** start DATA SECTION **

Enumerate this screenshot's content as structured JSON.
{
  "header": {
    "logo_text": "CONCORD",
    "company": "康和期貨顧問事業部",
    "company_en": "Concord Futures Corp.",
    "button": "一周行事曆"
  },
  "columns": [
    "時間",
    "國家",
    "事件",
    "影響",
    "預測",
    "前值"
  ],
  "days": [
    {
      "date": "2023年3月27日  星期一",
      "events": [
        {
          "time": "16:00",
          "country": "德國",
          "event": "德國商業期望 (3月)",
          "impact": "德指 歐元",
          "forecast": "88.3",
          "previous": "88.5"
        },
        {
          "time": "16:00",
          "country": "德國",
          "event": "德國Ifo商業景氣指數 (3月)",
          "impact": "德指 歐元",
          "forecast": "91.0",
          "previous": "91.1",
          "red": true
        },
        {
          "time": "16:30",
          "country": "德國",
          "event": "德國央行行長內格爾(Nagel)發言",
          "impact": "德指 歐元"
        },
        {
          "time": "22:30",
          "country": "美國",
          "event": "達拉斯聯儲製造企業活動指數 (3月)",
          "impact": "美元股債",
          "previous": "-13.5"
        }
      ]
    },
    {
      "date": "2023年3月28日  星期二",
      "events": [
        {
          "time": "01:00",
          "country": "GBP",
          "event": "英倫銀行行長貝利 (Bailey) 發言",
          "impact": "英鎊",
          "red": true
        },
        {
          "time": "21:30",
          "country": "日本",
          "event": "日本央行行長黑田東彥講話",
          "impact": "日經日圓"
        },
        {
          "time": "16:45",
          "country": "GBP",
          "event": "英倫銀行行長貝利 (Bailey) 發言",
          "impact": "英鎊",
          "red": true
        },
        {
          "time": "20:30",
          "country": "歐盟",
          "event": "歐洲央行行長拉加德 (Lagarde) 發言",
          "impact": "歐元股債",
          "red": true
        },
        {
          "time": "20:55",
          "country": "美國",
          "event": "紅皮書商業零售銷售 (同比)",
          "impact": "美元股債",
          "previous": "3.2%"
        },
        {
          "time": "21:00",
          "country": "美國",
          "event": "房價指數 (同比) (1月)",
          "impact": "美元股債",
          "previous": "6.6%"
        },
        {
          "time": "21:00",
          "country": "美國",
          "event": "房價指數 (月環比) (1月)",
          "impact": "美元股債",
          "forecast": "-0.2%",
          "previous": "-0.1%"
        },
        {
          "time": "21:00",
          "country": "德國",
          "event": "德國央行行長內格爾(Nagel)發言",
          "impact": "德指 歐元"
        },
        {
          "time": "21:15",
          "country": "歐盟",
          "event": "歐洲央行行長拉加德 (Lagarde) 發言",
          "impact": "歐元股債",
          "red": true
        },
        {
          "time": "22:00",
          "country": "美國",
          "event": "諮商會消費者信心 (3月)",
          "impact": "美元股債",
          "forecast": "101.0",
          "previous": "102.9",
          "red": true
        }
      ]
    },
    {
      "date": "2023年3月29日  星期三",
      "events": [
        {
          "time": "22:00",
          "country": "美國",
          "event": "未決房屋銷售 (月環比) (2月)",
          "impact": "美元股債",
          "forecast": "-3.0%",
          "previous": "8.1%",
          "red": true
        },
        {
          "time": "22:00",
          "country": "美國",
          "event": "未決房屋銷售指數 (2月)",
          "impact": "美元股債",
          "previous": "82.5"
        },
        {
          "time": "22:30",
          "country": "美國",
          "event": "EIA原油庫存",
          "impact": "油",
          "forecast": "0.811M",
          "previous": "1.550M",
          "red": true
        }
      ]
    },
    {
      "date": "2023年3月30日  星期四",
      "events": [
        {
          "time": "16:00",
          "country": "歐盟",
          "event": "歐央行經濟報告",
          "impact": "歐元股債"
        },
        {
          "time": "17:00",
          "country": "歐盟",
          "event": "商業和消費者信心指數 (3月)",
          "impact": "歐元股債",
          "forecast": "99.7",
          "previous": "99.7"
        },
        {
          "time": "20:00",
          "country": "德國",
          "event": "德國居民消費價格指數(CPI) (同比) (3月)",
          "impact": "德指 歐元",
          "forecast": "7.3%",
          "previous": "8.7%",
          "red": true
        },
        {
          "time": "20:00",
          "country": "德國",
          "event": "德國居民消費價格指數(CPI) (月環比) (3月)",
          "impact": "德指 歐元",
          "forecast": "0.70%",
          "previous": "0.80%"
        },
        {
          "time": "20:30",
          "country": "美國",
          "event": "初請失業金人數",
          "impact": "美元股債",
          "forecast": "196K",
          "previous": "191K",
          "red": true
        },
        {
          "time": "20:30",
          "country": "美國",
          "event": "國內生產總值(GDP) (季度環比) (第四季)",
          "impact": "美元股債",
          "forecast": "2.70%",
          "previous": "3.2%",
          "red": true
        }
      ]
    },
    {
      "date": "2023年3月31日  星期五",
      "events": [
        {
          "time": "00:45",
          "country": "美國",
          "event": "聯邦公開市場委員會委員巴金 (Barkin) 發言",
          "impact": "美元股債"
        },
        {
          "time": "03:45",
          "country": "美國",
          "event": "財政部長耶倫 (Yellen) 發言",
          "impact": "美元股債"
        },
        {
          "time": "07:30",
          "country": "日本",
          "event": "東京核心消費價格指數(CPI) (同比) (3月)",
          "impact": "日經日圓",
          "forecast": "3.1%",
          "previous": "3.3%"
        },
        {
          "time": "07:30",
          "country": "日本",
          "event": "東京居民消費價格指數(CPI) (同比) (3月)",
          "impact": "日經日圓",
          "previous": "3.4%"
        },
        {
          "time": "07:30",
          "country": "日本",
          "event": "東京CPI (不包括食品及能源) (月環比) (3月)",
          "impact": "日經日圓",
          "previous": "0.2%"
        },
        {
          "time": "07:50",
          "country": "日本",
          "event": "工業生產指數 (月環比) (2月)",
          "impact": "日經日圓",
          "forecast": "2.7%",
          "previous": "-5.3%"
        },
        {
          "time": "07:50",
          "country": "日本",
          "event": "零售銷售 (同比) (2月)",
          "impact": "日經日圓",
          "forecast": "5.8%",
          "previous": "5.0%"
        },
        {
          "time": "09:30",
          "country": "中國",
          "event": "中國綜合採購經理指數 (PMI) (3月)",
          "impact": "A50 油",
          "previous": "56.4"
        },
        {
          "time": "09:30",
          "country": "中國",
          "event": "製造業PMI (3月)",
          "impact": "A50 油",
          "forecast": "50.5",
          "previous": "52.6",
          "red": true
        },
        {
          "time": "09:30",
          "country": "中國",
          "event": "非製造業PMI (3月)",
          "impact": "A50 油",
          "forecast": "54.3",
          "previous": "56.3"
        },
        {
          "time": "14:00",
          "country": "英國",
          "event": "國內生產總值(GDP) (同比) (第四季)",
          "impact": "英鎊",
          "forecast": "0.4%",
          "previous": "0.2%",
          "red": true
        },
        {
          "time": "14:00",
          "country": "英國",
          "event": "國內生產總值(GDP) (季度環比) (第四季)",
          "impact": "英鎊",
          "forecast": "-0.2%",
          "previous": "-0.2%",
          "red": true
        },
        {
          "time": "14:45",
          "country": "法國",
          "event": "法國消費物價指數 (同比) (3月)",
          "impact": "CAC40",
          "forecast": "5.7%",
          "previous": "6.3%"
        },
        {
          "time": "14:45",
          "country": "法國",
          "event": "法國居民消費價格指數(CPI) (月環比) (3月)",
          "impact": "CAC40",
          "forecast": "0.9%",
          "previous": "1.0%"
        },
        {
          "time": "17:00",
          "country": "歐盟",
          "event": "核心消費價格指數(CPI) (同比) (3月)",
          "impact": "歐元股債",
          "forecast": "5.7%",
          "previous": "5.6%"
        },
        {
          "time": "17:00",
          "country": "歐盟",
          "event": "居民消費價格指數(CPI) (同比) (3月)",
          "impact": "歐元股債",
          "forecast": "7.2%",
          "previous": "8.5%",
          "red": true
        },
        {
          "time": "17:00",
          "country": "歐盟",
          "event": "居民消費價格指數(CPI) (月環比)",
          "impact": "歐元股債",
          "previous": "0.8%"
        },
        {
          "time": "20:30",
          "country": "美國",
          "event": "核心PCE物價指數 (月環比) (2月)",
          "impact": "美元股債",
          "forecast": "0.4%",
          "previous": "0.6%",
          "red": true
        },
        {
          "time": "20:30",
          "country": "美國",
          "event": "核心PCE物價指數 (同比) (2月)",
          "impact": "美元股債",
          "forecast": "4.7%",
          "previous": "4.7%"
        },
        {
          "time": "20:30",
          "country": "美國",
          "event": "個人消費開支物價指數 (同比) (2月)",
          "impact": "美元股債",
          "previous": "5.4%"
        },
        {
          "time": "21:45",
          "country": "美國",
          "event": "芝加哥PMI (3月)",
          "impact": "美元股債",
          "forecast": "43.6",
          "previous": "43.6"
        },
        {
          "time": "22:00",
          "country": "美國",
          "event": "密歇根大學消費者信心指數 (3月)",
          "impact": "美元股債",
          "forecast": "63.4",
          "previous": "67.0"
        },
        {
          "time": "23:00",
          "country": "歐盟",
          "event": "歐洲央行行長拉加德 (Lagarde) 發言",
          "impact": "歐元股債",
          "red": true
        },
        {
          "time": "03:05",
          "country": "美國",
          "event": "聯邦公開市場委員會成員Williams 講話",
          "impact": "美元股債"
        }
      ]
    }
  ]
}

** end DATA SECTION **

#### STATED PROBLEM:
Return each line where "核心PCE物價指數" shows up.

#### SOLUTION TO THE EXERCISE:
          "event": "核心PCE物價指數 (月環比) (2月)",
          "event": "核心PCE物價指數 (同比) (2月)",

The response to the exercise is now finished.